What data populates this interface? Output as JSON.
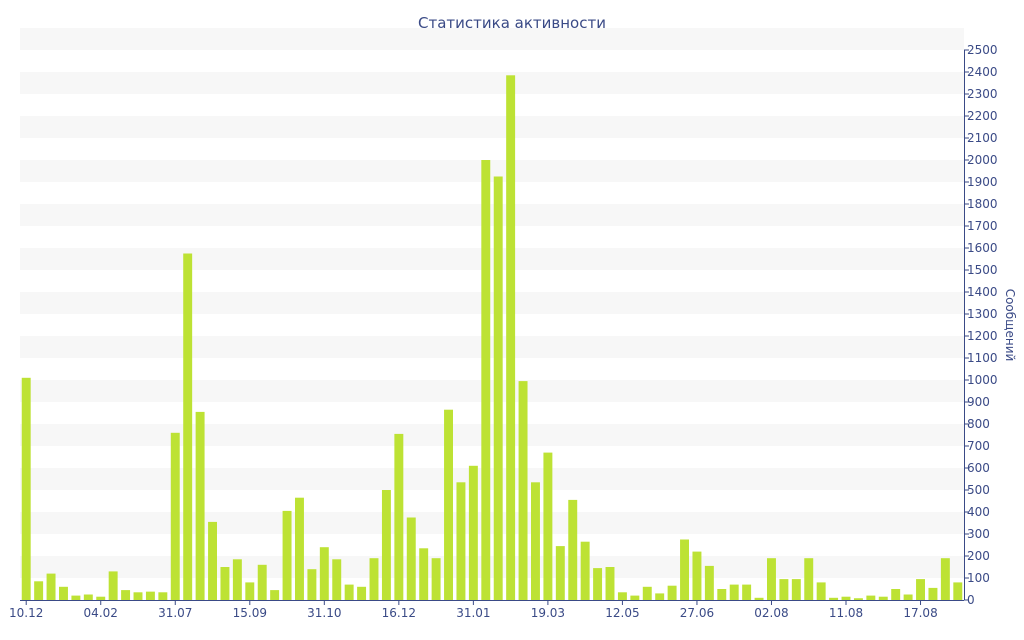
{
  "chart_data": {
    "type": "bar",
    "title": "Статистика активности",
    "xlabel": "",
    "ylabel": "Сообщений",
    "ylim": [
      0,
      2500
    ],
    "y_axis_position": "right",
    "y_ticks": [
      0,
      100,
      200,
      300,
      400,
      500,
      600,
      700,
      800,
      900,
      1000,
      1100,
      1200,
      1300,
      1400,
      1500,
      1600,
      1700,
      1800,
      1900,
      2000,
      2100,
      2200,
      2300,
      2400,
      2500
    ],
    "x_tick_labels": [
      {
        "label": "10.12",
        "index": 0
      },
      {
        "label": "04.02",
        "index": 6
      },
      {
        "label": "31.07",
        "index": 12
      },
      {
        "label": "15.09",
        "index": 18
      },
      {
        "label": "31.10",
        "index": 24
      },
      {
        "label": "16.12",
        "index": 30
      },
      {
        "label": "31.01",
        "index": 36
      },
      {
        "label": "19.03",
        "index": 42
      },
      {
        "label": "12.05",
        "index": 48
      },
      {
        "label": "27.06",
        "index": 54
      },
      {
        "label": "02.08",
        "index": 60
      },
      {
        "label": "11.08",
        "index": 66
      },
      {
        "label": "17.08",
        "index": 72
      }
    ],
    "values": [
      1010,
      85,
      120,
      60,
      20,
      25,
      15,
      130,
      45,
      35,
      38,
      35,
      760,
      1575,
      855,
      355,
      150,
      185,
      80,
      160,
      45,
      405,
      465,
      140,
      240,
      185,
      70,
      60,
      190,
      500,
      755,
      375,
      235,
      190,
      865,
      535,
      610,
      2000,
      1925,
      2385,
      995,
      535,
      670,
      245,
      455,
      265,
      145,
      150,
      35,
      20,
      60,
      30,
      65,
      275,
      220,
      155,
      50,
      70,
      70,
      10,
      190,
      95,
      95,
      190,
      80,
      10,
      15,
      8,
      20,
      15,
      50,
      25,
      95,
      55,
      190,
      80
    ],
    "grid": "horizontal bands",
    "legend": "none",
    "colors": {
      "bar": "#bde234",
      "band": "#f7f7f7",
      "axis": "#3a4a86",
      "text": "#3a4a86"
    }
  }
}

Exercise goal: Output all of the records exactly as they appear above, but not the pictures.

Finished exercise:
What data populates this interface? Output as JSON.
{
  "chart_data": {
    "type": "bar",
    "title": "Статистика активности",
    "xlabel": "",
    "ylabel": "Сообщений",
    "ylim": [
      0,
      2500
    ],
    "y_axis_position": "right",
    "y_ticks": [
      0,
      100,
      200,
      300,
      400,
      500,
      600,
      700,
      800,
      900,
      1000,
      1100,
      1200,
      1300,
      1400,
      1500,
      1600,
      1700,
      1800,
      1900,
      2000,
      2100,
      2200,
      2300,
      2400,
      2500
    ],
    "x_tick_labels": [
      {
        "label": "10.12",
        "index": 0
      },
      {
        "label": "04.02",
        "index": 6
      },
      {
        "label": "31.07",
        "index": 12
      },
      {
        "label": "15.09",
        "index": 18
      },
      {
        "label": "31.10",
        "index": 24
      },
      {
        "label": "16.12",
        "index": 30
      },
      {
        "label": "31.01",
        "index": 36
      },
      {
        "label": "19.03",
        "index": 42
      },
      {
        "label": "12.05",
        "index": 48
      },
      {
        "label": "27.06",
        "index": 54
      },
      {
        "label": "02.08",
        "index": 60
      },
      {
        "label": "11.08",
        "index": 66
      },
      {
        "label": "17.08",
        "index": 72
      }
    ],
    "values": [
      1010,
      85,
      120,
      60,
      20,
      25,
      15,
      130,
      45,
      35,
      38,
      35,
      760,
      1575,
      855,
      355,
      150,
      185,
      80,
      160,
      45,
      405,
      465,
      140,
      240,
      185,
      70,
      60,
      190,
      500,
      755,
      375,
      235,
      190,
      865,
      535,
      610,
      2000,
      1925,
      2385,
      995,
      535,
      670,
      245,
      455,
      265,
      145,
      150,
      35,
      20,
      60,
      30,
      65,
      275,
      220,
      155,
      50,
      70,
      70,
      10,
      190,
      95,
      95,
      190,
      80,
      10,
      15,
      8,
      20,
      15,
      50,
      25,
      95,
      55,
      190,
      80
    ],
    "grid": "horizontal bands",
    "legend": "none",
    "colors": {
      "bar": "#bde234",
      "band": "#f7f7f7",
      "axis": "#3a4a86",
      "text": "#3a4a86"
    }
  }
}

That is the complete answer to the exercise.